— BEGIN —

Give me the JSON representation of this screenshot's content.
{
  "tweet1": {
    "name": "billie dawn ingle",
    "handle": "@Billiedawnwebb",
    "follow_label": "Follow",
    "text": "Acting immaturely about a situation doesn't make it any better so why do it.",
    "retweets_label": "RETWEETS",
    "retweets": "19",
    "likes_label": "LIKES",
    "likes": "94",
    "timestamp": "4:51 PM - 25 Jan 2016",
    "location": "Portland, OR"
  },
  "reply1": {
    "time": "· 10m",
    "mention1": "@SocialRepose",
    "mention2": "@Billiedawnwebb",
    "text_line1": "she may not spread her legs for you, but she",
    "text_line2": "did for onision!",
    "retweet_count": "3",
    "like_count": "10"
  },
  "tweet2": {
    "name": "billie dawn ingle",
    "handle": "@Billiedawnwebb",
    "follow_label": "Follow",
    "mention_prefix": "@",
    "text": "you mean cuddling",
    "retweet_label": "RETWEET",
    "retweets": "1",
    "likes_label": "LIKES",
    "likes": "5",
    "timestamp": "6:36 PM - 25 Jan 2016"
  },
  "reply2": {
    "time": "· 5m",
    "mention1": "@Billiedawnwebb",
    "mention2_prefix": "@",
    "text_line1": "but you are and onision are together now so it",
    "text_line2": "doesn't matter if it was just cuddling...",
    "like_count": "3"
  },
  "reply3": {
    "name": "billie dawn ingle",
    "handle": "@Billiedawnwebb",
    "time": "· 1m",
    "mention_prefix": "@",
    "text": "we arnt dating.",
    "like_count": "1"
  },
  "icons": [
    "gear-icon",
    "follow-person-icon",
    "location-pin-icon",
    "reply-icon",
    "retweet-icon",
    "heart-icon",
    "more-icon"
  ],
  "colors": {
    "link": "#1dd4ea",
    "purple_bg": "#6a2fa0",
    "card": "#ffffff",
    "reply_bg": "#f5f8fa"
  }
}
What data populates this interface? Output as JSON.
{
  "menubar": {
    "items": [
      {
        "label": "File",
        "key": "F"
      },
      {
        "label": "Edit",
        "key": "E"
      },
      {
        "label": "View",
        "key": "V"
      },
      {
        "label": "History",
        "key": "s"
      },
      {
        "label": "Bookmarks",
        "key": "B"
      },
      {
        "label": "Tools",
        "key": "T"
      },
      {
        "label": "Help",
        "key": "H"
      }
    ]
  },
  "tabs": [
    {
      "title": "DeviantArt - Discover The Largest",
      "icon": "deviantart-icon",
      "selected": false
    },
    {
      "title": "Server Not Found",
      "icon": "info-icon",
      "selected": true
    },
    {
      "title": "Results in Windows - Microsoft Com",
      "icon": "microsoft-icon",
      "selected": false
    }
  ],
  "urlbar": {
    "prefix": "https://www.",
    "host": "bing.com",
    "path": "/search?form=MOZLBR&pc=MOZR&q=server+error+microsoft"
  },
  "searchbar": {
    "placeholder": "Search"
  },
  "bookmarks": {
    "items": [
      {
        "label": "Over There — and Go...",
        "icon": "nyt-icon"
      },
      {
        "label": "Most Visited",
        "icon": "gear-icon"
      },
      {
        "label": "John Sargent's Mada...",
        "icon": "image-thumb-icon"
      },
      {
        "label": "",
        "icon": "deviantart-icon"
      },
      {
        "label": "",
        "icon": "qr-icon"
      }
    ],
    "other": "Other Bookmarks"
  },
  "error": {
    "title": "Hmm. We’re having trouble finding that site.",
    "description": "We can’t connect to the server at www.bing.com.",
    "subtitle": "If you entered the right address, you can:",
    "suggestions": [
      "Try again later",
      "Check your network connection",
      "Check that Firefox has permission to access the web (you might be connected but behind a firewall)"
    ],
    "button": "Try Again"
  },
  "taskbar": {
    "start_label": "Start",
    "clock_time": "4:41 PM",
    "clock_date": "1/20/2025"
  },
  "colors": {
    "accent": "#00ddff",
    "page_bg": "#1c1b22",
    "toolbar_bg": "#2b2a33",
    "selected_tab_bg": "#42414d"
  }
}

— END —

Reproduce each record shown above without altering a single word.

* Result for this task *
Give me the JSON representation of this screenshot's content.
{
  "tweet1": {
    "name": "billie dawn ingle",
    "handle": "@Billiedawnwebb",
    "follow_label": "Follow",
    "text": "Acting immaturely about a situation doesn't make it any better so why do it.",
    "retweets_label": "RETWEETS",
    "retweets": "19",
    "likes_label": "LIKES",
    "likes": "94",
    "timestamp": "4:51 PM - 25 Jan 2016",
    "location": "Portland, OR"
  },
  "reply1": {
    "time": "· 10m",
    "mention1": "@SocialRepose",
    "mention2": "@Billiedawnwebb",
    "text_line1": "she may not spread her legs for you, but she",
    "text_line2": "did for onision!",
    "retweet_count": "3",
    "like_count": "10"
  },
  "tweet2": {
    "name": "billie dawn ingle",
    "handle": "@Billiedawnwebb",
    "follow_label": "Follow",
    "mention_prefix": "@",
    "text": "you mean cuddling",
    "retweet_label": "RETWEET",
    "retweets": "1",
    "likes_label": "LIKES",
    "likes": "5",
    "timestamp": "6:36 PM - 25 Jan 2016"
  },
  "reply2": {
    "time": "· 5m",
    "mention1": "@Billiedawnwebb",
    "mention2_prefix": "@",
    "text_line1": "but you are and onision are together now so it",
    "text_line2": "doesn't matter if it was just cuddling...",
    "like_count": "3"
  },
  "reply3": {
    "name": "billie dawn ingle",
    "handle": "@Billiedawnwebb",
    "time": "· 1m",
    "mention_prefix": "@",
    "text": "we arnt dating.",
    "like_count": "1"
  },
  "icons": [
    "gear-icon",
    "follow-person-icon",
    "location-pin-icon",
    "reply-icon",
    "retweet-icon",
    "heart-icon",
    "more-icon"
  ],
  "colors": {
    "link": "#1dd4ea",
    "purple_bg": "#6a2fa0",
    "card": "#ffffff",
    "reply_bg": "#f5f8fa"
  }
}
What data populates this interface? Output as JSON.
{
  "menubar": {
    "items": [
      {
        "label": "File",
        "key": "F"
      },
      {
        "label": "Edit",
        "key": "E"
      },
      {
        "label": "View",
        "key": "V"
      },
      {
        "label": "History",
        "key": "s"
      },
      {
        "label": "Bookmarks",
        "key": "B"
      },
      {
        "label": "Tools",
        "key": "T"
      },
      {
        "label": "Help",
        "key": "H"
      }
    ]
  },
  "tabs": [
    {
      "title": "DeviantArt - Discover The Largest",
      "icon": "deviantart-icon",
      "selected": false
    },
    {
      "title": "Server Not Found",
      "icon": "info-icon",
      "selected": true
    },
    {
      "title": "Results in Windows - Microsoft Com",
      "icon": "microsoft-icon",
      "selected": false
    }
  ],
  "urlbar": {
    "prefix": "https://www.",
    "host": "bing.com",
    "path": "/search?form=MOZLBR&pc=MOZR&q=server+error+microsoft"
  },
  "searchbar": {
    "placeholder": "Search"
  },
  "bookmarks": {
    "items": [
      {
        "label": "Over There — and Go...",
        "icon": "nyt-icon"
      },
      {
        "label": "Most Visited",
        "icon": "gear-icon"
      },
      {
        "label": "John Sargent's Mada...",
        "icon": "image-thumb-icon"
      },
      {
        "label": "",
        "icon": "deviantart-icon"
      },
      {
        "label": "",
        "icon": "qr-icon"
      }
    ],
    "other": "Other Bookmarks"
  },
  "error": {
    "title": "Hmm. We’re having trouble finding that site.",
    "description": "We can’t connect to the server at www.bing.com.",
    "subtitle": "If you entered the right address, you can:",
    "suggestions": [
      "Try again later",
      "Check your network connection",
      "Check that Firefox has permission to access the web (you might be connected but behind a firewall)"
    ],
    "button": "Try Again"
  },
  "taskbar": {
    "start_label": "Start",
    "clock_time": "4:41 PM",
    "clock_date": "1/20/2025"
  },
  "colors": {
    "accent": "#00ddff",
    "page_bg": "#1c1b22",
    "toolbar_bg": "#2b2a33",
    "selected_tab_bg": "#42414d"
  }
}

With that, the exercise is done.